--- RECORDS FOR PROCESSING ---
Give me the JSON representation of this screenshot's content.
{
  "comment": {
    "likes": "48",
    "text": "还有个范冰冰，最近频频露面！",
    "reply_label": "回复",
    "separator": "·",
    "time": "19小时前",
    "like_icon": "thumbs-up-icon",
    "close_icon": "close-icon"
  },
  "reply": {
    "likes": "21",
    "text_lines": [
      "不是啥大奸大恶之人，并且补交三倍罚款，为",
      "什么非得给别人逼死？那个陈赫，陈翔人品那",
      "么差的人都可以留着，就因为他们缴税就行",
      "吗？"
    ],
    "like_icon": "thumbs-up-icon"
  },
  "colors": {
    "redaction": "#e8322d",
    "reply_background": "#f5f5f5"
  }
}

--- THE REQUEST ---
All of the entries must be quoted exactly; please include each one.

--- RESULT ---
Give me the JSON representation of this screenshot's content.
{
  "comment": {
    "likes": "48",
    "text": "还有个范冰冰，最近频频露面！",
    "reply_label": "回复",
    "separator": "·",
    "time": "19小时前",
    "like_icon": "thumbs-up-icon",
    "close_icon": "close-icon"
  },
  "reply": {
    "likes": "21",
    "text_lines": [
      "不是啥大奸大恶之人，并且补交三倍罚款，为",
      "什么非得给别人逼死？那个陈赫，陈翔人品那",
      "么差的人都可以留着，就因为他们缴税就行",
      "吗？"
    ],
    "like_icon": "thumbs-up-icon"
  },
  "colors": {
    "redaction": "#e8322d",
    "reply_background": "#f5f5f5"
  }
}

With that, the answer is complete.